YOUR INSTRUCTIONS: Gather every line in the records below that contains the word "verder".

-- Start TASK INPUT --

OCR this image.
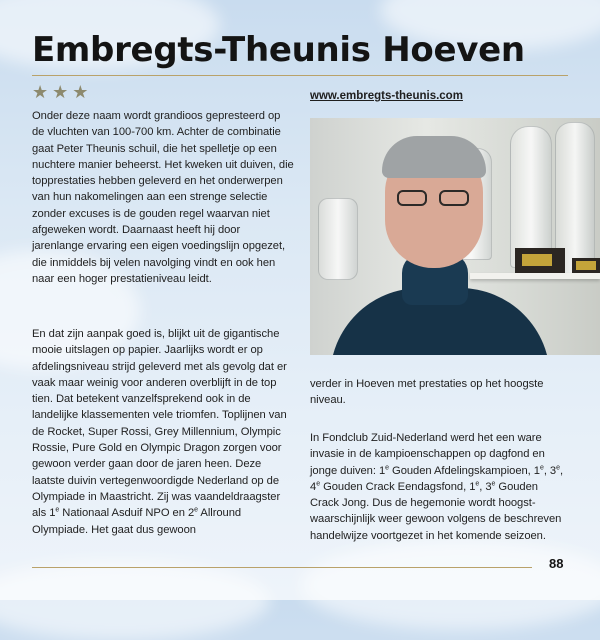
Embregts-Theunis Hoeven
★ ★ ★	www.embregts-theunis.com

Onder deze naam wordt grandioos gepresteerd op de vluchten van 100-700 km. Achter de combinatie gaat Peter Theunis schuil, die het spelletje op een nuchtere manier beheerst. Het kweken uit duiven, die topprestaties hebben geleverd en het onderwerpen van hun nakomelingen aan een strenge selectie zonder excuses is de gouden regel waarvan niet afgeweken wordt. Daarnaast heeft hij door jarenlange ervaring een eigen voedingslijn opgezet, die inmiddels bij velen navolging vindt en ook hen naar een hoger prestatieniveau leidt.

En dat zijn aanpak goed is, blijkt uit de gigantische mooie uitslagen op papier. Jaarlijks wordt er op afdelingsniveau strijd geleverd met als gevolg dat er vaak maar weinig voor anderen overblijft in de top tien. Dat betekent vanzelfsprekend ook in de landelijke klassementen vele triomfen. Toplijnen van de Rocket, Super Rossi, Grey Millennium, Olympic Rossie, Pure Gold en Olympic Dragon zorgen voor gewoon verder gaan door de jaren heen. Deze laatste duivin vertegenwoordigde Nederland op de Olympiade in Maastricht. Zij was vaandeldraagster als 1e Nationaal Asduif NPO en 2e Allround Olympiade. Het gaat dus gewoon

verder in Hoeven met prestaties op het hoogste niveau.

In Fondclub Zuid-Nederland werd het een ware invasie in de kampioenschappen op dagfond en jonge duiven: 1e Gouden Afdelingskampioen, 1e, 3e, 4e Gouden Crack Eendagsfond, 1e, 3e Gouden Crack Jong. Dus de hegemonie wordt hoogstwaarschijnlijk weer gewoon volgens de beschreven handelwijze voortgezet in het komende seizoen.

88
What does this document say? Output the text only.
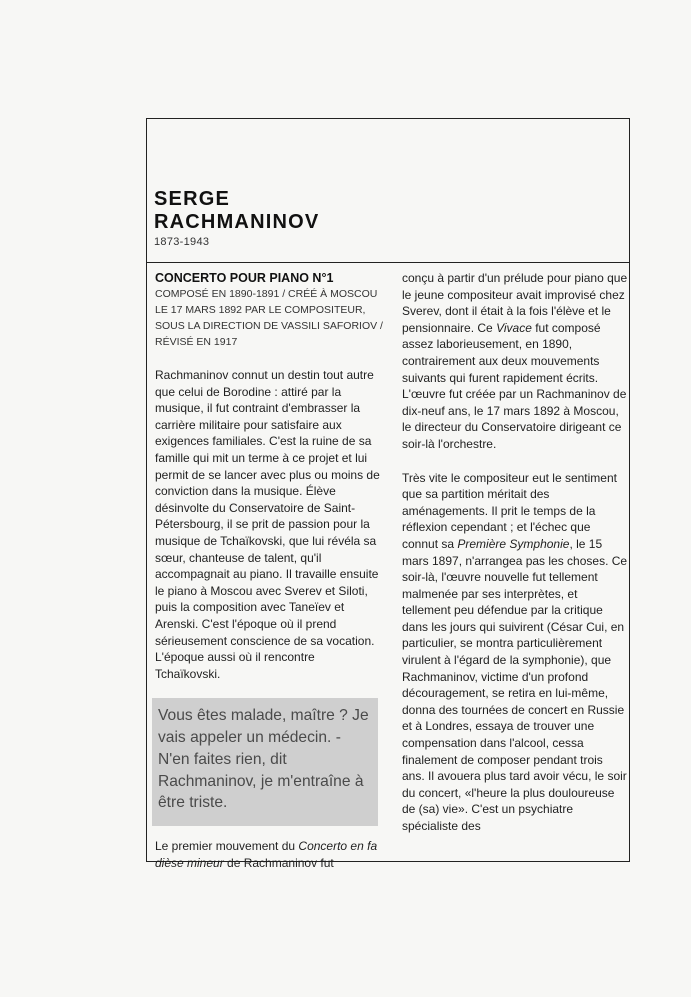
SERGE
RACHMANINOV
1873-1943
CONCERTO POUR PIANO N°1
COMPOSÉ EN 1890-1891 / CRÉÉ À MOSCOU LE 17 MARS 1892 PAR LE COMPOSITEUR, SOUS LA DIRECTION DE VASSILI SAFORIOV / RÉVISÉ EN 1917

Rachmaninov connut un destin tout autre que celui de Borodine : attiré par la musique, il fut contraint d'embrasser la carrière militaire pour satisfaire aux exigences familiales. C'est la ruine de sa famille qui mit un terme à ce projet et lui permit de se lancer avec plus ou moins de conviction dans la musique. Élève désinvolte du Conservatoire de Saint-Pétersbourg, il se prit de passion pour la musique de Tchaïkovski, que lui révéla sa sœur, chanteuse de talent, qu'il accompagnait au piano. Il travaille ensuite le piano à Moscou avec Sverev et Siloti, puis la composition avec Taneïev et Arenski. C'est l'époque où il prend sérieusement conscience de sa vocation. L'époque aussi où il rencontre Tchaïkovski.

Vous êtes malade, maître ? Je vais appeler un médecin. - N'en faites rien, dit Rachmaninov, je m'entraîne à être triste.

Le premier mouvement du Concerto en fa dièse mineur de Rachmaninov fut

conçu à partir d'un prélude pour piano que le jeune compositeur avait improvisé chez Sverev, dont il était à la fois l'élève et le pensionnaire. Ce Vivace fut composé assez laborieusement, en 1890, contrairement aux deux mouvements suivants qui furent rapidement écrits. L'œuvre fut créée par un Rachmaninov de dix-neuf ans, le 17 mars 1892 à Moscou, le directeur du Conservatoire dirigeant ce soir-là l'orchestre.

Très vite le compositeur eut le sentiment que sa partition méritait des aménagements. Il prit le temps de la réflexion cependant ; et l'échec que connut sa Première Symphonie, le 15 mars 1897, n'arrangea pas les choses. Ce soir-là, l'œuvre nouvelle fut tellement malmenée par ses interprètes, et tellement peu défendue par la critique dans les jours qui suivirent (César Cui, en particulier, se montra particulièrement virulent à l'égard de la symphonie), que Rachmaninov, victime d'un profond découragement, se retira en lui-même, donna des tournées de concert en Russie et à Londres, essaya de trouver une compensation dans l'alcool, cessa finalement de composer pendant trois ans. Il avouera plus tard avoir vécu, le soir du concert, «l'heure la plus douloureuse de (sa) vie». C'est un psychiatre spécialiste des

-- End TASK INPUT --

EXPECTED ANSWER:
En dat zijn aanpak goed is, blijkt uit de gigantische mooie uitslagen op papier. Jaarlijks wordt er op afdelingsniveau strijd geleverd met als gevolg dat er vaak maar weinig voor anderen overblijft in de top tien. Dat betekent vanzelfsprekend ook in de landelijke klassementen vele triomfen. Toplijnen van de Rocket, Super Rossi, Grey Millennium, Olympic Rossie, Pure Gold en Olympic Dragon zorgen voor gewoon verder gaan door de jaren heen. Deze laatste duivin vertegenwoordigde Nederland op de Olympiade in Maastricht. Zij was vaandeldraagster als 1e Nationaal Asduif NPO en 2e Allround Olympiade. Het gaat dus gewoon
verder in Hoeven met prestaties op het hoogste niveau.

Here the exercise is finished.